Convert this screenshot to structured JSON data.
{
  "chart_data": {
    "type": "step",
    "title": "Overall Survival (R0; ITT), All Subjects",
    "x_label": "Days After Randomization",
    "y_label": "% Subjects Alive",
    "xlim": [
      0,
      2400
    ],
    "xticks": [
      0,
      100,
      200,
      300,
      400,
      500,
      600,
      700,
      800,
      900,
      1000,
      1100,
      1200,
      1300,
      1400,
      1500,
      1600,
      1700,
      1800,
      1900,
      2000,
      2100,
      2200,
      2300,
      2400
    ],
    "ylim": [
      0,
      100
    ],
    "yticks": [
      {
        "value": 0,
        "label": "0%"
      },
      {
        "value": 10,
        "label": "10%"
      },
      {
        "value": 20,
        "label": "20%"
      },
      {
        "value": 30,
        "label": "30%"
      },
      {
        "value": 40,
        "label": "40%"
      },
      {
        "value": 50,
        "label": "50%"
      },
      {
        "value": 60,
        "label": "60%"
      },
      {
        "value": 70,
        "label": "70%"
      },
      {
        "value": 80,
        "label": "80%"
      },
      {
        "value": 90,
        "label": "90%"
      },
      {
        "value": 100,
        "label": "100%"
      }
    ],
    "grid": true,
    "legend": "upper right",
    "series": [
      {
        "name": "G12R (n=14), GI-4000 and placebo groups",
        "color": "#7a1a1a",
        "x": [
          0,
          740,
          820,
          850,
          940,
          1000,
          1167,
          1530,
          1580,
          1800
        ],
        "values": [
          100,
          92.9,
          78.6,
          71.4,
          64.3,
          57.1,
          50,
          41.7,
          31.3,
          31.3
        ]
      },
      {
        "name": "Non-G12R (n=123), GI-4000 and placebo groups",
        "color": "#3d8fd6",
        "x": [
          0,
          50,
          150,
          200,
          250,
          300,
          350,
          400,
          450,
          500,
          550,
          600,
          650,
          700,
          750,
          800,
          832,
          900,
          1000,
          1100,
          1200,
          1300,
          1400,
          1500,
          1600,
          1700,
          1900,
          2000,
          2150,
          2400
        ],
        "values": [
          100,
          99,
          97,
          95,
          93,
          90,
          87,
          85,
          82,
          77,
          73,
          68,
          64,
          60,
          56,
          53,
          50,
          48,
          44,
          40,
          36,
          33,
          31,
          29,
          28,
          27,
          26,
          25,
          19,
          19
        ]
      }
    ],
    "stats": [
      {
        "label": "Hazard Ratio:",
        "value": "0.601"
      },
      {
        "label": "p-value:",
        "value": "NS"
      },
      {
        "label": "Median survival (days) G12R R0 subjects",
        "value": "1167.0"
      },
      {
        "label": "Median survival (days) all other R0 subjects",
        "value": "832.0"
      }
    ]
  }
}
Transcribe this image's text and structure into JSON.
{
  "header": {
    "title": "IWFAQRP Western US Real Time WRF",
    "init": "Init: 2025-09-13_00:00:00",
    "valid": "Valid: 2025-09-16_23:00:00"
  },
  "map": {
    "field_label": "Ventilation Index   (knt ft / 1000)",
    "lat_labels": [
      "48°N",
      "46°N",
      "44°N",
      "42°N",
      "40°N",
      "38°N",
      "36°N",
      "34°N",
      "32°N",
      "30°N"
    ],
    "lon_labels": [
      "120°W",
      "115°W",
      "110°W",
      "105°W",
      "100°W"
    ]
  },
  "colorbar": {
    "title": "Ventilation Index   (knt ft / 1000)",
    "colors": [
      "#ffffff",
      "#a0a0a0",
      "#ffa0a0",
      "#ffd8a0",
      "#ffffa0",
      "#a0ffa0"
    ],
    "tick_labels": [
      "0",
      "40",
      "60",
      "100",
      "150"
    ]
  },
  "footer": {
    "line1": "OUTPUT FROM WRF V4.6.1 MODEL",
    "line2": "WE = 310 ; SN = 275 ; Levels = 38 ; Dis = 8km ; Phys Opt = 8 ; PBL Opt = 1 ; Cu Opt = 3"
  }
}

━━━━━━━━━━

Repeat the material above exactly.

Convert this screenshot to structured JSON data.
{
  "chart_data": {
    "type": "step",
    "title": "Overall Survival (R0; ITT), All Subjects",
    "x_label": "Days After Randomization",
    "y_label": "% Subjects Alive",
    "xlim": [
      0,
      2400
    ],
    "xticks": [
      0,
      100,
      200,
      300,
      400,
      500,
      600,
      700,
      800,
      900,
      1000,
      1100,
      1200,
      1300,
      1400,
      1500,
      1600,
      1700,
      1800,
      1900,
      2000,
      2100,
      2200,
      2300,
      2400
    ],
    "ylim": [
      0,
      100
    ],
    "yticks": [
      {
        "value": 0,
        "label": "0%"
      },
      {
        "value": 10,
        "label": "10%"
      },
      {
        "value": 20,
        "label": "20%"
      },
      {
        "value": 30,
        "label": "30%"
      },
      {
        "value": 40,
        "label": "40%"
      },
      {
        "value": 50,
        "label": "50%"
      },
      {
        "value": 60,
        "label": "60%"
      },
      {
        "value": 70,
        "label": "70%"
      },
      {
        "value": 80,
        "label": "80%"
      },
      {
        "value": 90,
        "label": "90%"
      },
      {
        "value": 100,
        "label": "100%"
      }
    ],
    "grid": true,
    "legend": "upper right",
    "series": [
      {
        "name": "G12R (n=14), GI-4000 and placebo groups",
        "color": "#7a1a1a",
        "x": [
          0,
          740,
          820,
          850,
          940,
          1000,
          1167,
          1530,
          1580,
          1800
        ],
        "values": [
          100,
          92.9,
          78.6,
          71.4,
          64.3,
          57.1,
          50,
          41.7,
          31.3,
          31.3
        ]
      },
      {
        "name": "Non-G12R (n=123), GI-4000 and placebo groups",
        "color": "#3d8fd6",
        "x": [
          0,
          50,
          150,
          200,
          250,
          300,
          350,
          400,
          450,
          500,
          550,
          600,
          650,
          700,
          750,
          800,
          832,
          900,
          1000,
          1100,
          1200,
          1300,
          1400,
          1500,
          1600,
          1700,
          1900,
          2000,
          2150,
          2400
        ],
        "values": [
          100,
          99,
          97,
          95,
          93,
          90,
          87,
          85,
          82,
          77,
          73,
          68,
          64,
          60,
          56,
          53,
          50,
          48,
          44,
          40,
          36,
          33,
          31,
          29,
          28,
          27,
          26,
          25,
          19,
          19
        ]
      }
    ],
    "stats": [
      {
        "label": "Hazard Ratio:",
        "value": "0.601"
      },
      {
        "label": "p-value:",
        "value": "NS"
      },
      {
        "label": "Median survival (days) G12R R0 subjects",
        "value": "1167.0"
      },
      {
        "label": "Median survival (days) all other R0 subjects",
        "value": "832.0"
      }
    ]
  }
}
Transcribe this image's text and structure into JSON.
{
  "header": {
    "title": "IWFAQRP Western US Real Time WRF",
    "init": "Init: 2025-09-13_00:00:00",
    "valid": "Valid: 2025-09-16_23:00:00"
  },
  "map": {
    "field_label": "Ventilation Index   (knt ft / 1000)",
    "lat_labels": [
      "48°N",
      "46°N",
      "44°N",
      "42°N",
      "40°N",
      "38°N",
      "36°N",
      "34°N",
      "32°N",
      "30°N"
    ],
    "lon_labels": [
      "120°W",
      "115°W",
      "110°W",
      "105°W",
      "100°W"
    ]
  },
  "colorbar": {
    "title": "Ventilation Index   (knt ft / 1000)",
    "colors": [
      "#ffffff",
      "#a0a0a0",
      "#ffa0a0",
      "#ffd8a0",
      "#ffffa0",
      "#a0ffa0"
    ],
    "tick_labels": [
      "0",
      "40",
      "60",
      "100",
      "150"
    ]
  },
  "footer": {
    "line1": "OUTPUT FROM WRF V4.6.1 MODEL",
    "line2": "WE = 310 ; SN = 275 ; Levels = 38 ; Dis = 8km ; Phys Opt = 8 ; PBL Opt = 1 ; Cu Opt = 3"
  }
}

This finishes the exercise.